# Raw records
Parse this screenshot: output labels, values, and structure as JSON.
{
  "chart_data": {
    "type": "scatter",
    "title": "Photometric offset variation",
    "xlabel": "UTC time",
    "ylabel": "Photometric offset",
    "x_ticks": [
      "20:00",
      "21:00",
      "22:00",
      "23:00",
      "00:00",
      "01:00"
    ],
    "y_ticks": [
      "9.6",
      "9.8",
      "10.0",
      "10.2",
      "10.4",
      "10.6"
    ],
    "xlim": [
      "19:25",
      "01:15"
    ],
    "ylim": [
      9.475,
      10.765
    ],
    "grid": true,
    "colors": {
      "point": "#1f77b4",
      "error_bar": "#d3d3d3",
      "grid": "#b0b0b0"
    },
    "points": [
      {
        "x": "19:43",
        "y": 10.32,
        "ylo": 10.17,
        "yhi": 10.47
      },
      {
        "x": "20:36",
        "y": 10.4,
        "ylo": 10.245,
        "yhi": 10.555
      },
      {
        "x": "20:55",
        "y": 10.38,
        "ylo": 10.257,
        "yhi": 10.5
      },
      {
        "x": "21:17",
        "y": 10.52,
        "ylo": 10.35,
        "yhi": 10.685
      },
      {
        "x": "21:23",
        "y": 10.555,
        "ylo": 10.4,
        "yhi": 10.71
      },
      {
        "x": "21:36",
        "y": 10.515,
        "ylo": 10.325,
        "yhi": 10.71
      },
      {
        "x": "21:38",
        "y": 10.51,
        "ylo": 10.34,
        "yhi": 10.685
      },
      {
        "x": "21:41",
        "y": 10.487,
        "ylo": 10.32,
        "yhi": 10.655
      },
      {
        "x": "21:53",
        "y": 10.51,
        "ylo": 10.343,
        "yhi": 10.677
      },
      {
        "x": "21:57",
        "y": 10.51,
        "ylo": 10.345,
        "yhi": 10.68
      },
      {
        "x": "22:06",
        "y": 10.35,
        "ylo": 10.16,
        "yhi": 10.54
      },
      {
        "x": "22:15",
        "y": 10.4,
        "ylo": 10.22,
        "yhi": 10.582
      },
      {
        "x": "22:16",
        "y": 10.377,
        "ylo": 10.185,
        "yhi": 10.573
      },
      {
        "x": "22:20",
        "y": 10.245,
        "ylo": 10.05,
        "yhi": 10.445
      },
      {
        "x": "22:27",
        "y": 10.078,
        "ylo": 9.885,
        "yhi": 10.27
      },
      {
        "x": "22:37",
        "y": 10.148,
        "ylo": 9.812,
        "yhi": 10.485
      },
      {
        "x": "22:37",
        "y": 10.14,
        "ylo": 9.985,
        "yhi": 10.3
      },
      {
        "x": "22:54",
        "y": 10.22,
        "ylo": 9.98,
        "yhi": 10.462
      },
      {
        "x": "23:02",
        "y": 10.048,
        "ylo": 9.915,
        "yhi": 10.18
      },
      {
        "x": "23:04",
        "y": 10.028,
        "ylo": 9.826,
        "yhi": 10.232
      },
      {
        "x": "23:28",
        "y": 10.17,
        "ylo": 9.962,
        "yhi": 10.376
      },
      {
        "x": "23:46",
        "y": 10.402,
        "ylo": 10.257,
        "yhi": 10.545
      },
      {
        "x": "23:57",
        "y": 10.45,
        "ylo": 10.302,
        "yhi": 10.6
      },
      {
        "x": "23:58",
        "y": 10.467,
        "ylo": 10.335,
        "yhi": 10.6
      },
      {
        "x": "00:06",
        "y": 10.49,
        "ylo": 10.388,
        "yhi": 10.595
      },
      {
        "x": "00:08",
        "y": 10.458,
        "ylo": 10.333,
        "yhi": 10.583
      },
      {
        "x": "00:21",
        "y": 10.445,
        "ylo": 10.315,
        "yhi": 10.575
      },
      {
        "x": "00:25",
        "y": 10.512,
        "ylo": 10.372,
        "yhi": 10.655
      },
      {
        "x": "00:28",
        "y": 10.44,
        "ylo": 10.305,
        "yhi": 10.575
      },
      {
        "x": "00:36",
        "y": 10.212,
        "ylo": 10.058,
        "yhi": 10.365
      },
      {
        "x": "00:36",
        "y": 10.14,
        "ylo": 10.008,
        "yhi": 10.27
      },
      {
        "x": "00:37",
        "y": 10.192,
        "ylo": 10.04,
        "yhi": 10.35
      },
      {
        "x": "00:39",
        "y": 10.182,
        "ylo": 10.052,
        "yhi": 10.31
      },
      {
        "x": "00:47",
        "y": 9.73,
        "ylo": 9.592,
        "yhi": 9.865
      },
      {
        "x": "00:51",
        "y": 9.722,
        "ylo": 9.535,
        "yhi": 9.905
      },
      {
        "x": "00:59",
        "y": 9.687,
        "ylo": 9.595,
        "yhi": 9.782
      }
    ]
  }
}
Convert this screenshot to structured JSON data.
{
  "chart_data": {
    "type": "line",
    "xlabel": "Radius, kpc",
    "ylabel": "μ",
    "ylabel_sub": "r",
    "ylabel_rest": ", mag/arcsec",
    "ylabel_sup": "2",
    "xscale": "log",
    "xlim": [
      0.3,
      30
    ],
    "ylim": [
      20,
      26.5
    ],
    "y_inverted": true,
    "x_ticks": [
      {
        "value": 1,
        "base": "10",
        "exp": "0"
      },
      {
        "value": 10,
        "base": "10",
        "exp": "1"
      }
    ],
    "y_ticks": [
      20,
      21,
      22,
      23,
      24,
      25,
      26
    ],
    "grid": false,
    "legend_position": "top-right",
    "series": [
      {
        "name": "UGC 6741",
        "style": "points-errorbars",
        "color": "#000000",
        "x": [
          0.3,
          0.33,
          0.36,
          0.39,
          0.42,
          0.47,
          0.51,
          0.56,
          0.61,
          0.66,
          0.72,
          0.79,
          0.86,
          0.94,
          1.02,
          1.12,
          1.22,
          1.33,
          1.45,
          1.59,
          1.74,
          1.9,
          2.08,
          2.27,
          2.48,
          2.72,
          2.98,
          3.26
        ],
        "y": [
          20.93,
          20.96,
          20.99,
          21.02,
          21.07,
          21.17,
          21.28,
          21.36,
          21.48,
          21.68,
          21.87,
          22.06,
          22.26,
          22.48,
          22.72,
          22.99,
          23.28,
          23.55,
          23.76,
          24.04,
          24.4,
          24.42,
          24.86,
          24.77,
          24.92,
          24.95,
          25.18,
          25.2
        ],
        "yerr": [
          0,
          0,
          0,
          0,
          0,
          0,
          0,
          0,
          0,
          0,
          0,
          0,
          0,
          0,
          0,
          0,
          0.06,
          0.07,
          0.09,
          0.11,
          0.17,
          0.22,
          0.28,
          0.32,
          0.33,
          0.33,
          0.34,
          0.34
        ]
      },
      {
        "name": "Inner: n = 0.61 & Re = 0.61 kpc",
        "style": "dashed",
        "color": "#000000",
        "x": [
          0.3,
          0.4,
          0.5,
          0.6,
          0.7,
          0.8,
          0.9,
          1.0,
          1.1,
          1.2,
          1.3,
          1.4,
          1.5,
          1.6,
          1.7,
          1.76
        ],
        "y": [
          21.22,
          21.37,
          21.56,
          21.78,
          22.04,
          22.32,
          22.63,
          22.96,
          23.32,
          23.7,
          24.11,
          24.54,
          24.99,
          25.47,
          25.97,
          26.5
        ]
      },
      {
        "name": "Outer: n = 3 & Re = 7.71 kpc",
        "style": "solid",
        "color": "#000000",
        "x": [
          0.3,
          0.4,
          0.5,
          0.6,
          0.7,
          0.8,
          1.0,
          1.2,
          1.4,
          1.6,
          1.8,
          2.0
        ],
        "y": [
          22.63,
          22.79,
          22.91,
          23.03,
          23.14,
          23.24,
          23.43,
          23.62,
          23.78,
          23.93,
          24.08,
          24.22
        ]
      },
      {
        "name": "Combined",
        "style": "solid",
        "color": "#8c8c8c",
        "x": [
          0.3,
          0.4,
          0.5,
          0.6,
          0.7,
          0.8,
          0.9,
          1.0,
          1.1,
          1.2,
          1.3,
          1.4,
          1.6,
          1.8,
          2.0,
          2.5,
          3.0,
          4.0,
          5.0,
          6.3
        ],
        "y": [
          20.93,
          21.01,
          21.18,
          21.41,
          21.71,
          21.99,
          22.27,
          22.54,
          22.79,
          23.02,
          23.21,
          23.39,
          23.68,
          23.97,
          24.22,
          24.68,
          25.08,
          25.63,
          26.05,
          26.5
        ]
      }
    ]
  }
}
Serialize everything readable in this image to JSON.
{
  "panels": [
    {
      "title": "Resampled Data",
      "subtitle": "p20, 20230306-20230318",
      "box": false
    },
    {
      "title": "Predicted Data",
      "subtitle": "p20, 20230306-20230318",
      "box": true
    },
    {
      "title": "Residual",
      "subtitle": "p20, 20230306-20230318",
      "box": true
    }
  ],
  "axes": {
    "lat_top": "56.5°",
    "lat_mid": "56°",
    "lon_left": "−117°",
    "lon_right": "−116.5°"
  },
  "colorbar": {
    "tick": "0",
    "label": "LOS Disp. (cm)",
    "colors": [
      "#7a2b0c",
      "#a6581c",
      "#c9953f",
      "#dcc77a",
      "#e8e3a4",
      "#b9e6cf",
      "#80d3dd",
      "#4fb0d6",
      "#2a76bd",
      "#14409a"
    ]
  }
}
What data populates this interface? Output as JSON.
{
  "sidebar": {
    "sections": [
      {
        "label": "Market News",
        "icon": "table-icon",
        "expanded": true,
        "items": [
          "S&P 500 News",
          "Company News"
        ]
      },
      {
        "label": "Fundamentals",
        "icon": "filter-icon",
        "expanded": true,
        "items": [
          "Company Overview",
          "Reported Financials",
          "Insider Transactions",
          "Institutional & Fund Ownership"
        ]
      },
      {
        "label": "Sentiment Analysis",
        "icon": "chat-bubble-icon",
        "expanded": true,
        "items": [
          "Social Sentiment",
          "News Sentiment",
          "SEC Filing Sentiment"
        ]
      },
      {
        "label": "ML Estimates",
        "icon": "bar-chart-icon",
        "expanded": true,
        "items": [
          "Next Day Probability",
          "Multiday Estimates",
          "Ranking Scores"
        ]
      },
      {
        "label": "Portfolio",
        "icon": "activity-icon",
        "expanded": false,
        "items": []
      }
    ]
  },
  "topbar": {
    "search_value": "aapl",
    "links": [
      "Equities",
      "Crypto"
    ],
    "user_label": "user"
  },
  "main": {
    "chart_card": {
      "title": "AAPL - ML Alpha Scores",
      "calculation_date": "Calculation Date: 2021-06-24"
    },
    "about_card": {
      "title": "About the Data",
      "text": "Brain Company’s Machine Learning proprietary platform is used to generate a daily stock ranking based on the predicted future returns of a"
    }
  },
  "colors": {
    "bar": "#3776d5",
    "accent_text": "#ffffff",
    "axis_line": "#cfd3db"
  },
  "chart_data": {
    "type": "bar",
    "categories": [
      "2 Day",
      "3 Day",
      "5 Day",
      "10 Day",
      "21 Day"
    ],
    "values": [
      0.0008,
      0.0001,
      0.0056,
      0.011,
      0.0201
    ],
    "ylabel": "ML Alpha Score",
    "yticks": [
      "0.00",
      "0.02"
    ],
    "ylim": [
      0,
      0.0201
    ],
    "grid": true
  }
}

# OBJECTIVE
Filter the records above for "News" and copy every matching line.

# FINISHED EXERCISE
        "label": "Market News",
          "S&P 500 News",
          "Company News"
          "News Sentiment",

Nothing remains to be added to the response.